++++ Extracted text ++++

Gabrielle Union has been forced to address the Khloe Kardashian and Tristan Thompson cheating rumours – and it has highlighted a tired old gendered stereotype about infidelity.
The ongoing Khloe Kardashian and Tristan Thompson infidelity story is, without a shadow of a doubt, the sort of salacious gossip which we try to rise above. But, plastered across the front of every tabloid newspaper and website as it is, the ‘scandal’ has become simply impossible to ignore, bulldozing its way into our sub-conscious, seeping into our chit-chat at the hairdressers and, above all else, fuelling office small talk with all the fury of a fiery furnace.
For all those who have somehow managed to tune the noise out, here’s a quick overview: on Tuesday 10 April, the Daily Mail (of course) posted a grainy video in which they claimed that Thompson appeared to kiss another woman while in New York City. However, the faces could not be clearly seen.

++++ Data excerpts ++++

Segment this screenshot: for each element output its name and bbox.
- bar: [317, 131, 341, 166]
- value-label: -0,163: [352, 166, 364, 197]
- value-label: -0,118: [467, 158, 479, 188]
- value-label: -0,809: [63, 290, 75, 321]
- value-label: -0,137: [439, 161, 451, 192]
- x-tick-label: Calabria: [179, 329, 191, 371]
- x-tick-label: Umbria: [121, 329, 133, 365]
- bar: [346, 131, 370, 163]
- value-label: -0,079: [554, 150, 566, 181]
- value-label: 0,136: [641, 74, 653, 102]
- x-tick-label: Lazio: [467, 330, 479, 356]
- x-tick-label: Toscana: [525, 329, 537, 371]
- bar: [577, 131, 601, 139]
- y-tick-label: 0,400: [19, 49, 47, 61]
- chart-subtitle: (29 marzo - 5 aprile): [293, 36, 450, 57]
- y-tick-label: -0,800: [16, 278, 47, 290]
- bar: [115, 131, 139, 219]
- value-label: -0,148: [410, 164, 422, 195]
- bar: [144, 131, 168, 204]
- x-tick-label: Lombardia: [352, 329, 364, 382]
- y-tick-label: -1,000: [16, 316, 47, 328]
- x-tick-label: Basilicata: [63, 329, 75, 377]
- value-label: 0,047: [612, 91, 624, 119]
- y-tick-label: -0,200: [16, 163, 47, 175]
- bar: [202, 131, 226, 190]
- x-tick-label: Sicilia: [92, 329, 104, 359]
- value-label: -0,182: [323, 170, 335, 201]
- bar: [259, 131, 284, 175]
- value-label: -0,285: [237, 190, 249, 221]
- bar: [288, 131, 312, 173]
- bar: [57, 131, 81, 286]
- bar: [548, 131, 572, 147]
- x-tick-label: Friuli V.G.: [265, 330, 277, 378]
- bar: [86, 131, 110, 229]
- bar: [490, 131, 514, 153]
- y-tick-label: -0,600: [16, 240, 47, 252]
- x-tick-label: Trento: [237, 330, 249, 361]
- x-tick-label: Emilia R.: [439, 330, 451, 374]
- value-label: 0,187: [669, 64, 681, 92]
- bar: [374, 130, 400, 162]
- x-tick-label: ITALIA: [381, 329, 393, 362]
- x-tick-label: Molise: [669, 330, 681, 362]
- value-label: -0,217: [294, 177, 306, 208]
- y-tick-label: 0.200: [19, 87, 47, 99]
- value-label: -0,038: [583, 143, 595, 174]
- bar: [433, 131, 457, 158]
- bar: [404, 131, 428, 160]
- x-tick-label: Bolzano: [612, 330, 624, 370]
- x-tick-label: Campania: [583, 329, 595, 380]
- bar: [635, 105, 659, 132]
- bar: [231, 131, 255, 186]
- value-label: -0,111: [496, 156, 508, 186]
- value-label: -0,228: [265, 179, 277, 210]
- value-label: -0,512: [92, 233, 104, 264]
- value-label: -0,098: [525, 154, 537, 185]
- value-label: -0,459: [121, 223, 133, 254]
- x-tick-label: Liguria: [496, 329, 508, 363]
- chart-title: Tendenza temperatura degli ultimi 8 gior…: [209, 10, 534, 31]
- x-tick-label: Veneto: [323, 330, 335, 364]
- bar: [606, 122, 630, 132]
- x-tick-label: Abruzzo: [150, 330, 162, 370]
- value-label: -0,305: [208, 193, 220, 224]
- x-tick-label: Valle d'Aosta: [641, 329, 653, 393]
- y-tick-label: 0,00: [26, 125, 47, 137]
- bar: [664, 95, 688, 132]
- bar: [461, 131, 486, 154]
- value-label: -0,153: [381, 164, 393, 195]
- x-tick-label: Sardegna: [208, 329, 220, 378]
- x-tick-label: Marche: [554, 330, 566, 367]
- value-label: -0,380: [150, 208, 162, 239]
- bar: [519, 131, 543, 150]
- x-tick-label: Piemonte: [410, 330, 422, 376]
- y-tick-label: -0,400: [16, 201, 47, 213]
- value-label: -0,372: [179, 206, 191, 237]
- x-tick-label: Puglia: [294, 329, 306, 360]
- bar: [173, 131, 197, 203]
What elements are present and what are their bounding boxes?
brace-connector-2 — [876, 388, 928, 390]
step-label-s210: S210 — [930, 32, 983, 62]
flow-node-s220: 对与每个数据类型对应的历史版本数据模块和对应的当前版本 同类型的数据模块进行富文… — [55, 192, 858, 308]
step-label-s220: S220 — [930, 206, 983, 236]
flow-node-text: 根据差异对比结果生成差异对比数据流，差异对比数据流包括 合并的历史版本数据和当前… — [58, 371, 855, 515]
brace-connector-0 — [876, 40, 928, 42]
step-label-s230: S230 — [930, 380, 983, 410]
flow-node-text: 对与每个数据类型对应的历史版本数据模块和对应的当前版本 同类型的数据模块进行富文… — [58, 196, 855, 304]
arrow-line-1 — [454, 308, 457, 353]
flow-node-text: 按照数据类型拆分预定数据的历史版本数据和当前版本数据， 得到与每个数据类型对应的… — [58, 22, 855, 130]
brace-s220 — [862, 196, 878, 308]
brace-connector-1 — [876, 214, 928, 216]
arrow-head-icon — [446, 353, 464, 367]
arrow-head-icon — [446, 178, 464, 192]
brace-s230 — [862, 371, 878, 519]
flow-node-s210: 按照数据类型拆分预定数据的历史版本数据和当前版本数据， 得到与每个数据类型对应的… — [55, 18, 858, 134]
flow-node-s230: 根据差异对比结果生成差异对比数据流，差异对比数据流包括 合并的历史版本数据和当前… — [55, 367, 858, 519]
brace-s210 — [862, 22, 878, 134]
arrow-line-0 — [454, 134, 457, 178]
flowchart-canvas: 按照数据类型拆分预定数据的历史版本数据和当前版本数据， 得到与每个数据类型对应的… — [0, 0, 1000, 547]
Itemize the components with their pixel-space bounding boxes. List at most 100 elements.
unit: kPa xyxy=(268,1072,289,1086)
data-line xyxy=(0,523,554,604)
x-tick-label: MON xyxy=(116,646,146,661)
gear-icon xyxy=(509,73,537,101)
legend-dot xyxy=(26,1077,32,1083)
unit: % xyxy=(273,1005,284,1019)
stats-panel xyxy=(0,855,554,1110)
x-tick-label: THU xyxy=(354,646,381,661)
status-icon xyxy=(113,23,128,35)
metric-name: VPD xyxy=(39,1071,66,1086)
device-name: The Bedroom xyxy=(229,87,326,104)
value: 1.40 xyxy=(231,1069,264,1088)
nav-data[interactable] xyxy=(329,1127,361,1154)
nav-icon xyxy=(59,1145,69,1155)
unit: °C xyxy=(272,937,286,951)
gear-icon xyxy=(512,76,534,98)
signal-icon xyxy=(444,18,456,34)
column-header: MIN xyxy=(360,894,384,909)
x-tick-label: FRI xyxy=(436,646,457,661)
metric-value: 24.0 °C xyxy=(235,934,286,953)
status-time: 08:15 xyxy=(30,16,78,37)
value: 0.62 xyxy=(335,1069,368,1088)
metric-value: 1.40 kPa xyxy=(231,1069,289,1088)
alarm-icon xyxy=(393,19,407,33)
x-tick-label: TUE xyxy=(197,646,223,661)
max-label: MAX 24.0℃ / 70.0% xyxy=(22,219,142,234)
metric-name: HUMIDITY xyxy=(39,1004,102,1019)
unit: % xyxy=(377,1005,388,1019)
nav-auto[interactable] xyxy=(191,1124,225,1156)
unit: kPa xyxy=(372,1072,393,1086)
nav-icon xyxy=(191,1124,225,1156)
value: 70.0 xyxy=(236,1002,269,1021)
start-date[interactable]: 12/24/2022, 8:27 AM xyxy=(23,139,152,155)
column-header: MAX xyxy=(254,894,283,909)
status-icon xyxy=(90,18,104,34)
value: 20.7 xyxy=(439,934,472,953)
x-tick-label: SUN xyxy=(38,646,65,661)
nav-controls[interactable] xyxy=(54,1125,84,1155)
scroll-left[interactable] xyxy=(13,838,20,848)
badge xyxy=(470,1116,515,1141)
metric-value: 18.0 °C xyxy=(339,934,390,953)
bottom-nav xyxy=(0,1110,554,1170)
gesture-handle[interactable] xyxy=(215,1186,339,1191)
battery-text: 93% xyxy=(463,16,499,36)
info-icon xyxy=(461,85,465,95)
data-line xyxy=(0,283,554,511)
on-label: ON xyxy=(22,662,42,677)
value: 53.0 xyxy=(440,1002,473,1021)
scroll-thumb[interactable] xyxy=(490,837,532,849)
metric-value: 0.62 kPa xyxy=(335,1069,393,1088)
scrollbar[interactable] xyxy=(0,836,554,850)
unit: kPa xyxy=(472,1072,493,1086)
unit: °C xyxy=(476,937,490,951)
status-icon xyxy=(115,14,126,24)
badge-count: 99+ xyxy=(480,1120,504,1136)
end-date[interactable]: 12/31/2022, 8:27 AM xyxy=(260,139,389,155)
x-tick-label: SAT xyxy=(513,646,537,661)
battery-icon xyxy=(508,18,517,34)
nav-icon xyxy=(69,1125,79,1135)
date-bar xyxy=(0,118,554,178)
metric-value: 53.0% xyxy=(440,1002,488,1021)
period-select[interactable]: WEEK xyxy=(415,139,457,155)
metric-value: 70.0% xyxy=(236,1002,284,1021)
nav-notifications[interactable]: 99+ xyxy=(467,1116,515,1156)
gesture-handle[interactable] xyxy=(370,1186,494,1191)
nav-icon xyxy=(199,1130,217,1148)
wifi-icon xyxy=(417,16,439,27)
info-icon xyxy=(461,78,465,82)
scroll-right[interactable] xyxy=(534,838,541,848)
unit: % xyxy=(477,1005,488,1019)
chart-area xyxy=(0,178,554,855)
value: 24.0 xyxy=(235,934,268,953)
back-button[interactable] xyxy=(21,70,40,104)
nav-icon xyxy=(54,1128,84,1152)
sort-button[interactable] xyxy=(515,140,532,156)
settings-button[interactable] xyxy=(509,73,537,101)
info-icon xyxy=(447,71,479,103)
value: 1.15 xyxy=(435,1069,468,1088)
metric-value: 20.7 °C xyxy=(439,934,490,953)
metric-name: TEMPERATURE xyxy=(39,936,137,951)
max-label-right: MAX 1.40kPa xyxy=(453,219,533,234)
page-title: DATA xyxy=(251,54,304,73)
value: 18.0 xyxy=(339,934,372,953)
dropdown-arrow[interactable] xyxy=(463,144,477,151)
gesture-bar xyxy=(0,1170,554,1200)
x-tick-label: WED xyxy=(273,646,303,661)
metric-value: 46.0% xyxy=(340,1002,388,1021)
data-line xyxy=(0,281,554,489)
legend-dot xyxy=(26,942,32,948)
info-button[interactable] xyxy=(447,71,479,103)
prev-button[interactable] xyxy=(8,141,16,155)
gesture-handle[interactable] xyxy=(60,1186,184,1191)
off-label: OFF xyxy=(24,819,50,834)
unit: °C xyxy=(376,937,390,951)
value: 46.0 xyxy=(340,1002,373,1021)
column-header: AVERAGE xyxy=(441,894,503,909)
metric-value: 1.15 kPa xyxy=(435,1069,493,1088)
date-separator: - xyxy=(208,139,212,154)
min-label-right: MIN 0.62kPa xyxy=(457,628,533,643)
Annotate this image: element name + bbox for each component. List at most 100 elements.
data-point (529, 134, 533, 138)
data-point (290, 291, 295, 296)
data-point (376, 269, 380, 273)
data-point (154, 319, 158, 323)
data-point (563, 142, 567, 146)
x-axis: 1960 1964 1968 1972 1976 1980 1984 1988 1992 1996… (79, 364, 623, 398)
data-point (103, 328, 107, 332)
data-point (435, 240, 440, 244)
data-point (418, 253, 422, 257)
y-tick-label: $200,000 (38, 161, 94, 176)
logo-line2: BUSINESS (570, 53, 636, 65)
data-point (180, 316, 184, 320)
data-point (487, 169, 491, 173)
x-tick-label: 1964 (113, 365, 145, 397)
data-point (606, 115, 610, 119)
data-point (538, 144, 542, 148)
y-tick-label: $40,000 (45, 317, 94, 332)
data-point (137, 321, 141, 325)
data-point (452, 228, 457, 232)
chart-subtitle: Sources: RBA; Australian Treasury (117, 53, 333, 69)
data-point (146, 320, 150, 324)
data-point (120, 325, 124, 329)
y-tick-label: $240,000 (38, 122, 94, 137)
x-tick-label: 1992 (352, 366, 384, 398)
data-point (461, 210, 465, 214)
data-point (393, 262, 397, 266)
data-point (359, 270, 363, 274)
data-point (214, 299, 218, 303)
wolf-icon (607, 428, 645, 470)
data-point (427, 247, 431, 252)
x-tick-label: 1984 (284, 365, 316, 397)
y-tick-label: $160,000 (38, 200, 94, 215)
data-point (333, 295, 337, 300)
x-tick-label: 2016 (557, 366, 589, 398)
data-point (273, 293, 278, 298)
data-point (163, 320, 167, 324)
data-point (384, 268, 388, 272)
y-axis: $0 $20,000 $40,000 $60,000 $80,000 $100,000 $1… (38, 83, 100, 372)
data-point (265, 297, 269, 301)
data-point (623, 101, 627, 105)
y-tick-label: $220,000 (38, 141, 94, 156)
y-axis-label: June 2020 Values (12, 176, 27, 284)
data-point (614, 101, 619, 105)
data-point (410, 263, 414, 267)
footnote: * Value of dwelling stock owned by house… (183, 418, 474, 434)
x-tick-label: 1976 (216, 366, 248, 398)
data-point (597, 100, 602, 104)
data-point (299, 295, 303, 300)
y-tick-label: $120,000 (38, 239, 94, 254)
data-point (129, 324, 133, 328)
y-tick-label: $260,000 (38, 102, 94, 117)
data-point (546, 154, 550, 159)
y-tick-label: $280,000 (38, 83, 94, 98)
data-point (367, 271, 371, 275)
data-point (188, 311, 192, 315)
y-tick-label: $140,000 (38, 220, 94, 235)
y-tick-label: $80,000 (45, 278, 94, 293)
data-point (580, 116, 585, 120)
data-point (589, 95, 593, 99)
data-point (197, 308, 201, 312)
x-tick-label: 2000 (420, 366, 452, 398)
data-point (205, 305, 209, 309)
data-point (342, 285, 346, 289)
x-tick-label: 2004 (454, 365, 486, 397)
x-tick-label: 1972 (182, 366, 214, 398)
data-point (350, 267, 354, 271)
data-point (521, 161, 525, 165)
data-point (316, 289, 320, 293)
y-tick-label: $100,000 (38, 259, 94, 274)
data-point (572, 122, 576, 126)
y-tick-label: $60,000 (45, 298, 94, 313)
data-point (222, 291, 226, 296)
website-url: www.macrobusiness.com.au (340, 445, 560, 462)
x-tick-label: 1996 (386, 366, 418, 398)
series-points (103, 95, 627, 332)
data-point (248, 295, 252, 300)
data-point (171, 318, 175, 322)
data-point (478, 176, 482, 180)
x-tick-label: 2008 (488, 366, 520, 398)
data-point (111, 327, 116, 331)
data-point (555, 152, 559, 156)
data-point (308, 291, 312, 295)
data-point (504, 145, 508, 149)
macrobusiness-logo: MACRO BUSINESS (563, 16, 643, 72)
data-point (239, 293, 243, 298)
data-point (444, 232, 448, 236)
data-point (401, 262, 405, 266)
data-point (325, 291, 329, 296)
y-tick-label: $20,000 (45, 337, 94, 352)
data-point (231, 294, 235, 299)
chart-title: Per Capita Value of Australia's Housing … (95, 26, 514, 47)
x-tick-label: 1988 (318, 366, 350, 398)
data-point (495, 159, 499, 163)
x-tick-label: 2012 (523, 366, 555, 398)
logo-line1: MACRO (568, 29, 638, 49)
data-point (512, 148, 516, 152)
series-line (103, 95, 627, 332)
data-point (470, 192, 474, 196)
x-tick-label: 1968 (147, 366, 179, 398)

++++

Aim of the task: According to the article on the Khloe Kardashian and Tristan Thompson cheating rumors, why has the story become impossible to ignore even though the writer calls it gossip to rise above? Answer in one to three sentences.

Answer to this exercise: The story has become impossible to ignore because it is plastered across the front of every tabloid newspaper and website. As a result it has pushed its way into people's subconscious and into their conversations at the hairdresser and in the office.